▶ _Direction_: Rewrite the material below, changing every "drive-icon" to "disk-icon" and keeping everything else the same.

▶ _Given records_:
== == ==

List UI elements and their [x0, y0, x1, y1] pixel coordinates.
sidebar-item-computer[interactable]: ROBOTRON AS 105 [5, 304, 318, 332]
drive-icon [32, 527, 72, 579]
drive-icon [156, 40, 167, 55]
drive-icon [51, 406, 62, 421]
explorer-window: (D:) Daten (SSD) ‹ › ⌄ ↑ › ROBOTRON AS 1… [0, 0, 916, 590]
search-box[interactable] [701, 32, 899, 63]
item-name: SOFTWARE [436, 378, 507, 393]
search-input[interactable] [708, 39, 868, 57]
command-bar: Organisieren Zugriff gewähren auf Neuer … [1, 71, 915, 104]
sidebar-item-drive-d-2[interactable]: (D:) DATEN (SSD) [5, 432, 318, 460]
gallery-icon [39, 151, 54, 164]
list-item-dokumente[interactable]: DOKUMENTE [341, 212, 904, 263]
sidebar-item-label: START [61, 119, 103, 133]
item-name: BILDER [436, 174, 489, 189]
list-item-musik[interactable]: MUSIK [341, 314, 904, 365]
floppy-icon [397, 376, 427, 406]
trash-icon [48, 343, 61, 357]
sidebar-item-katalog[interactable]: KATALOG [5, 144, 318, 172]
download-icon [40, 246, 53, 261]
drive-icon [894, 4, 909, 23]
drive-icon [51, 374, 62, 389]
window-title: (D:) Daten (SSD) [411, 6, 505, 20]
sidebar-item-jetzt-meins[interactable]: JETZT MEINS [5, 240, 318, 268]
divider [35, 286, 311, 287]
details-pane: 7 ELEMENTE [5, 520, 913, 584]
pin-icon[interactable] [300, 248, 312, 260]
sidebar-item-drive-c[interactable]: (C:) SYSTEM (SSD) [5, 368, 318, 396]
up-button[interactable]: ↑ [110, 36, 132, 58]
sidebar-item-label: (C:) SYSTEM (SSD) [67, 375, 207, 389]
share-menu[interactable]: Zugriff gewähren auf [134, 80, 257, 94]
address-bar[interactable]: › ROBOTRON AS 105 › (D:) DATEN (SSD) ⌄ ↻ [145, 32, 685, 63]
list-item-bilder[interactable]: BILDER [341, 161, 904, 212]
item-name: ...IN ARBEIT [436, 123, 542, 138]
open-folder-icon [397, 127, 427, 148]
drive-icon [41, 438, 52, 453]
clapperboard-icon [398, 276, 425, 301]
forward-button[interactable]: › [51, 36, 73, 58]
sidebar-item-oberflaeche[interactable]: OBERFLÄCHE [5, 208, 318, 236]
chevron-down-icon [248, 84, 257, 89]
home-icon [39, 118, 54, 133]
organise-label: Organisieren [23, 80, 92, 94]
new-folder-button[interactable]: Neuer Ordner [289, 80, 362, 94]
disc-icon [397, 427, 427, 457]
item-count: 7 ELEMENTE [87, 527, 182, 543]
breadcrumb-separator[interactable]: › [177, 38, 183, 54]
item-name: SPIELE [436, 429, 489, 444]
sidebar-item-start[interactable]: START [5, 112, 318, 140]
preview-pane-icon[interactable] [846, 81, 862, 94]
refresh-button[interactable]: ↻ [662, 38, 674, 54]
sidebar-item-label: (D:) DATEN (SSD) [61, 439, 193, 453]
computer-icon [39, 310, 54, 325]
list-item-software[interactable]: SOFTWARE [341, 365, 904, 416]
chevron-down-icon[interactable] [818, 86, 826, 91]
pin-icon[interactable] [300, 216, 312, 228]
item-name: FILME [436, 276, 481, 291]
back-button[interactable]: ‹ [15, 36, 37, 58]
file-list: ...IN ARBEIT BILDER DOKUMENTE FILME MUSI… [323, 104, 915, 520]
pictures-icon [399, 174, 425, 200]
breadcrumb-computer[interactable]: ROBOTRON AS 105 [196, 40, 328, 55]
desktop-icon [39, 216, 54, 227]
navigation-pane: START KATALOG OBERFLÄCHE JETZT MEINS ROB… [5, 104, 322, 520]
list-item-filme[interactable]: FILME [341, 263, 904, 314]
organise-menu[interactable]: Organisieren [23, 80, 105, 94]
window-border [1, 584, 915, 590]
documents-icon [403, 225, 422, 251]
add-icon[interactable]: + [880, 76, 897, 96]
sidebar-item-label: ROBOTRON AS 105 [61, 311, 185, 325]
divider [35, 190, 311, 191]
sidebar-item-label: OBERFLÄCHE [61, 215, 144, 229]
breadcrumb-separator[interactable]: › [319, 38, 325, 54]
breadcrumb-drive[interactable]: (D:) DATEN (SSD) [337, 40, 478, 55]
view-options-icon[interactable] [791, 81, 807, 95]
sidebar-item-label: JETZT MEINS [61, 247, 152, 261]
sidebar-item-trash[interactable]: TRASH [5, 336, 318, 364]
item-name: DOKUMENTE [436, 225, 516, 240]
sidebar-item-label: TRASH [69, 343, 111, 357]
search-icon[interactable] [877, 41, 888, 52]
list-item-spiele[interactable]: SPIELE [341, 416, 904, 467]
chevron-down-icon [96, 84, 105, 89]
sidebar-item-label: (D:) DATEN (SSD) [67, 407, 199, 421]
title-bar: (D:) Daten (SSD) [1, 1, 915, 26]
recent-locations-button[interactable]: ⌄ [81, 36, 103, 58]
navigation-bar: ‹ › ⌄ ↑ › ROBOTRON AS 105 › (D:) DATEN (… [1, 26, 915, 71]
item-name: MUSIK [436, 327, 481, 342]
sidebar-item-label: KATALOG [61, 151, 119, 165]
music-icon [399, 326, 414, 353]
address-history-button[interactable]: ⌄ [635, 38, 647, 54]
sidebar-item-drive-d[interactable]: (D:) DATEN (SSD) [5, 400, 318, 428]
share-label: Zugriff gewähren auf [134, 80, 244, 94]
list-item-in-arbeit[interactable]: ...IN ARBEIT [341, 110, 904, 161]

== == ==

▶ _Full output_:
List UI elements and their [x0, y0, x1, y1] pixel coordinates.
sidebar-item-computer[interactable]: ROBOTRON AS 105 [5, 304, 318, 332]
disk-icon [32, 527, 72, 579]
disk-icon [156, 40, 167, 55]
disk-icon [51, 406, 62, 421]
explorer-window: (D:) Daten (SSD) ‹ › ⌄ ↑ › ROBOTRON AS 1… [0, 0, 916, 590]
search-box[interactable] [701, 32, 899, 63]
item-name: SOFTWARE [436, 378, 507, 393]
search-input[interactable] [708, 39, 868, 57]
command-bar: Organisieren Zugriff gewähren auf Neuer … [1, 71, 915, 104]
sidebar-item-drive-d-2[interactable]: (D:) DATEN (SSD) [5, 432, 318, 460]
gallery-icon [39, 151, 54, 164]
list-item-dokumente[interactable]: DOKUMENTE [341, 212, 904, 263]
sidebar-item-label: START [61, 119, 103, 133]
item-name: BILDER [436, 174, 489, 189]
list-item-musik[interactable]: MUSIK [341, 314, 904, 365]
floppy-icon [397, 376, 427, 406]
trash-icon [48, 343, 61, 357]
sidebar-item-katalog[interactable]: KATALOG [5, 144, 318, 172]
download-icon [40, 246, 53, 261]
disk-icon [894, 4, 909, 23]
disk-icon [51, 374, 62, 389]
window-title: (D:) Daten (SSD) [411, 6, 505, 20]
sidebar-item-jetzt-meins[interactable]: JETZT MEINS [5, 240, 318, 268]
divider [35, 286, 311, 287]
details-pane: 7 ELEMENTE [5, 520, 913, 584]
pin-icon[interactable] [300, 248, 312, 260]
sidebar-item-drive-c[interactable]: (C:) SYSTEM (SSD) [5, 368, 318, 396]
up-button[interactable]: ↑ [110, 36, 132, 58]
sidebar-item-label: (C:) SYSTEM (SSD) [67, 375, 207, 389]
share-menu[interactable]: Zugriff gewähren auf [134, 80, 257, 94]
address-bar[interactable]: › ROBOTRON AS 105 › (D:) DATEN (SSD) ⌄ ↻ [145, 32, 685, 63]
list-item-bilder[interactable]: BILDER [341, 161, 904, 212]
item-name: ...IN ARBEIT [436, 123, 542, 138]
open-folder-icon [397, 127, 427, 148]
disk-icon [41, 438, 52, 453]
clapperboard-icon [398, 276, 425, 301]
forward-button[interactable]: › [51, 36, 73, 58]
sidebar-item-oberflaeche[interactable]: OBERFLÄCHE [5, 208, 318, 236]
chevron-down-icon [248, 84, 257, 89]
home-icon [39, 118, 54, 133]
organise-label: Organisieren [23, 80, 92, 94]
new-folder-button[interactable]: Neuer Ordner [289, 80, 362, 94]
disc-icon [397, 427, 427, 457]
item-count: 7 ELEMENTE [87, 527, 182, 543]
breadcrumb-separator[interactable]: › [177, 38, 183, 54]
item-name: SPIELE [436, 429, 489, 444]
sidebar-item-start[interactable]: START [5, 112, 318, 140]
preview-pane-icon[interactable] [846, 81, 862, 94]
refresh-button[interactable]: ↻ [662, 38, 674, 54]
sidebar-item-label: (D:) DATEN (SSD) [61, 439, 193, 453]
computer-icon [39, 310, 54, 325]
list-item-software[interactable]: SOFTWARE [341, 365, 904, 416]
chevron-down-icon[interactable] [818, 86, 826, 91]
pin-icon[interactable] [300, 216, 312, 228]
item-name: FILME [436, 276, 481, 291]
back-button[interactable]: ‹ [15, 36, 37, 58]
file-list: ...IN ARBEIT BILDER DOKUMENTE FILME MUSI… [323, 104, 915, 520]
pictures-icon [399, 174, 425, 200]
breadcrumb-computer[interactable]: ROBOTRON AS 105 [196, 40, 328, 55]
desktop-icon [39, 216, 54, 227]
navigation-pane: START KATALOG OBERFLÄCHE JETZT MEINS ROB… [5, 104, 322, 520]
list-item-filme[interactable]: FILME [341, 263, 904, 314]
organise-menu[interactable]: Organisieren [23, 80, 105, 94]
window-border [1, 584, 915, 590]
documents-icon [403, 225, 422, 251]
add-icon[interactable]: + [880, 76, 897, 96]
sidebar-item-label: ROBOTRON AS 105 [61, 311, 185, 325]
divider [35, 190, 311, 191]
sidebar-item-label: OBERFLÄCHE [61, 215, 144, 229]
breadcrumb-separator[interactable]: › [319, 38, 325, 54]
breadcrumb-drive[interactable]: (D:) DATEN (SSD) [337, 40, 478, 55]
view-options-icon[interactable] [791, 81, 807, 95]
sidebar-item-label: JETZT MEINS [61, 247, 152, 261]
sidebar-item-trash[interactable]: TRASH [5, 336, 318, 364]
item-name: DOKUMENTE [436, 225, 516, 240]
sidebar-item-label: TRASH [69, 343, 111, 357]
search-icon[interactable] [877, 41, 888, 52]
list-item-spiele[interactable]: SPIELE [341, 416, 904, 467]
chevron-down-icon [96, 84, 105, 89]
sidebar-item-label: (D:) DATEN (SSD) [67, 407, 199, 421]
title-bar: (D:) Daten (SSD) [1, 1, 915, 26]
recent-locations-button[interactable]: ⌄ [81, 36, 103, 58]
navigation-bar: ‹ › ⌄ ↑ › ROBOTRON AS 105 › (D:) DATEN (… [1, 26, 915, 71]
item-name: MUSIK [436, 327, 481, 342]
sidebar-item-label: KATALOG [61, 151, 119, 165]
music-icon [399, 326, 414, 353]
address-history-button[interactable]: ⌄ [635, 38, 647, 54]
sidebar-item-drive-d[interactable]: (D:) DATEN (SSD) [5, 400, 318, 428]
share-label: Zugriff gewähren auf [134, 80, 244, 94]
list-item-in-arbeit[interactable]: ...IN ARBEIT [341, 110, 904, 161]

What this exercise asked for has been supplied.